[BEGIN]
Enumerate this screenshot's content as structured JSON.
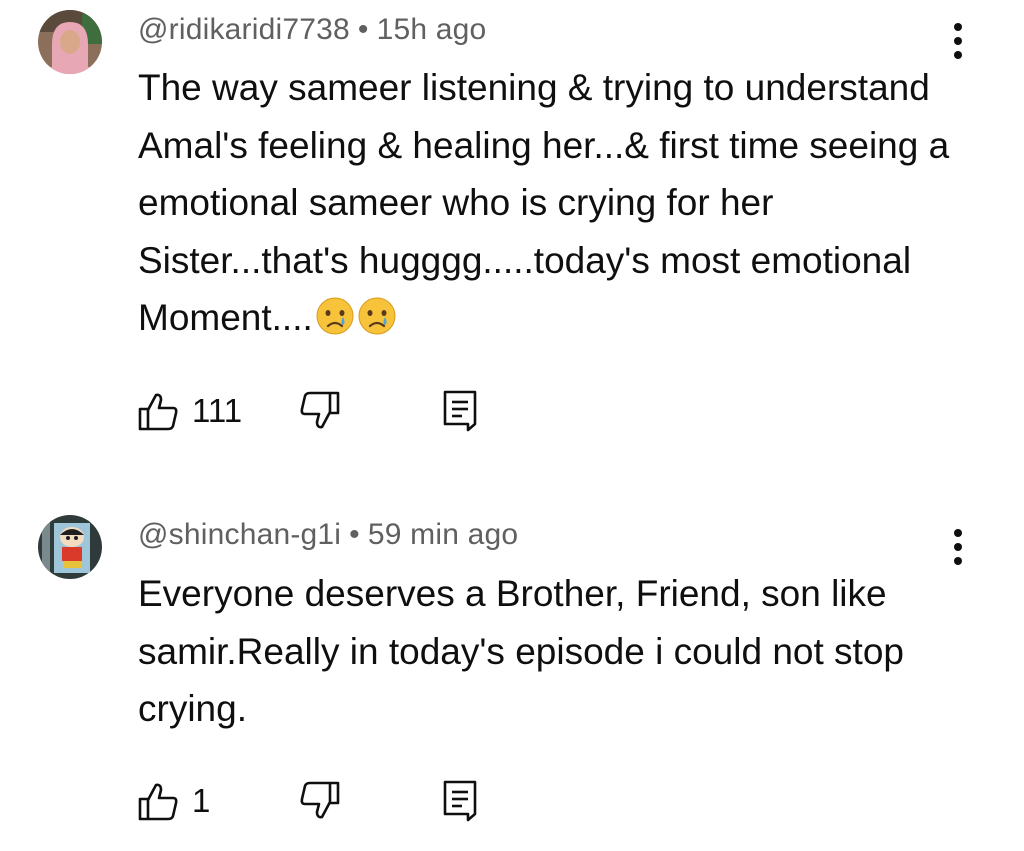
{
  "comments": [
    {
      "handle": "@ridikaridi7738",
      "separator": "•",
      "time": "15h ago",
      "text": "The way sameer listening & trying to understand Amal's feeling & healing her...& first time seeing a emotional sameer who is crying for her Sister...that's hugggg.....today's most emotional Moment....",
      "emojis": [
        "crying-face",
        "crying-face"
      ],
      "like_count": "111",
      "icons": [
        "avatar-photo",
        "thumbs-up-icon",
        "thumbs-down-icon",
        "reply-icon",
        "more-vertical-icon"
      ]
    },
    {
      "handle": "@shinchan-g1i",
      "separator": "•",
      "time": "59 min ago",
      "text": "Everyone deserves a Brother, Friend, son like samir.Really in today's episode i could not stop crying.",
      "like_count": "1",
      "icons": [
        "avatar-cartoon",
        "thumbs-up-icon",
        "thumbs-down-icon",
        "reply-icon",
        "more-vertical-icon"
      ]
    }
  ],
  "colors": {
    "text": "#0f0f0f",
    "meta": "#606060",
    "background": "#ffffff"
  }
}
[END]
[BEGIN]
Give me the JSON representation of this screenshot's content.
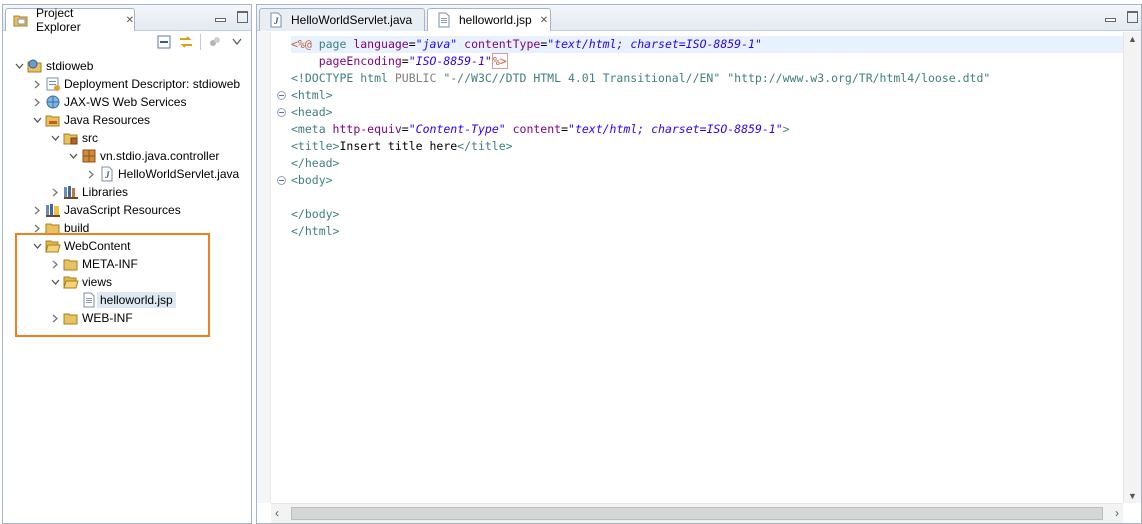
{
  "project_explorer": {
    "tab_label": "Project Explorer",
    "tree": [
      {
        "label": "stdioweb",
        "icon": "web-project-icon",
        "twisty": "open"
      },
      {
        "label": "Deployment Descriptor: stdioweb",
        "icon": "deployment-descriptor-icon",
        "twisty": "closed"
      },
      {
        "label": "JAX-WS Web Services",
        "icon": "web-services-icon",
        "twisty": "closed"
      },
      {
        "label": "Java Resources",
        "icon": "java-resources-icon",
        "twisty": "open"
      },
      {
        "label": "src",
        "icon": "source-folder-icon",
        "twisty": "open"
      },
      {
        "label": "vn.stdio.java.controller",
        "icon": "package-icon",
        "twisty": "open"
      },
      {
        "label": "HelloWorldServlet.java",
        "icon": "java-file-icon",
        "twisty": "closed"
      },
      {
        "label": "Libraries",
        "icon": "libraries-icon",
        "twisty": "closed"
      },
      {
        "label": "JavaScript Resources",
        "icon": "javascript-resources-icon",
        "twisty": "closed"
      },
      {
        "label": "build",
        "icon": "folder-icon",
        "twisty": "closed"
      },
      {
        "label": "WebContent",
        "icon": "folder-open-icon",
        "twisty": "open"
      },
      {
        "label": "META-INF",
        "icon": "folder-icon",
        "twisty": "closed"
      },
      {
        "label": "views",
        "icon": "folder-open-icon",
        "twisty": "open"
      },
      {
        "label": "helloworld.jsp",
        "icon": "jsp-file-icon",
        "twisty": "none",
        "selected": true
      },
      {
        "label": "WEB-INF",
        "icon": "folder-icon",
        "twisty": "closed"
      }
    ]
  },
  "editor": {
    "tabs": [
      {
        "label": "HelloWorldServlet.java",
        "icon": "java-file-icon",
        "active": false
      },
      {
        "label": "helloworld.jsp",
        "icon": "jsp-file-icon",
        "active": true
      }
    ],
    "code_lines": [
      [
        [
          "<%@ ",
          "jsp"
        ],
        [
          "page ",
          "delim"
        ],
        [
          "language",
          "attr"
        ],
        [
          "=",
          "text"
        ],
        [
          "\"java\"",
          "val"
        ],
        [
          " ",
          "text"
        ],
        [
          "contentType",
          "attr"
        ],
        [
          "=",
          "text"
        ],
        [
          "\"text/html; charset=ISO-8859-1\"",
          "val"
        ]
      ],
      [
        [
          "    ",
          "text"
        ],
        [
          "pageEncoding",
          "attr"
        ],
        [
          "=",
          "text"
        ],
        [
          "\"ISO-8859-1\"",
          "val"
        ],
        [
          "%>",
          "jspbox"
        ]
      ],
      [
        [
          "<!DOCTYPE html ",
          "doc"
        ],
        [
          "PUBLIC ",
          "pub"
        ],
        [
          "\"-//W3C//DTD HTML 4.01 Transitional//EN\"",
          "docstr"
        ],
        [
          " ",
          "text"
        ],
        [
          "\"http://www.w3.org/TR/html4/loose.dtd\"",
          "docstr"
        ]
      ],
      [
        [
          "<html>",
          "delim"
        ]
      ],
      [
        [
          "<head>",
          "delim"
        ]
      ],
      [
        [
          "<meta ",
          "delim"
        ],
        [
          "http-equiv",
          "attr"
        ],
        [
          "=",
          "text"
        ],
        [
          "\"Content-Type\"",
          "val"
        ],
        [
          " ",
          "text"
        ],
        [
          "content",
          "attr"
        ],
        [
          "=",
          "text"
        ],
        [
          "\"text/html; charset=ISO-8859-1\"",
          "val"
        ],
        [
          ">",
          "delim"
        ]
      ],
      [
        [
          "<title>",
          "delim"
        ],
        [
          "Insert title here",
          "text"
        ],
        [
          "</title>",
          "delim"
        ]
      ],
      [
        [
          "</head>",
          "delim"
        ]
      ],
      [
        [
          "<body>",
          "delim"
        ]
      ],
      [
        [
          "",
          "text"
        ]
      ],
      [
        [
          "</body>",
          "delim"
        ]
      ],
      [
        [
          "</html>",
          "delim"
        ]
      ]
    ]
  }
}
[END]
■ Requirements: Make a copy of each line that contains the string "http".

■ Exercise solution:
          "\"http://www.w3.org/TR/html4/loose.dtd\"",
          "http-equiv",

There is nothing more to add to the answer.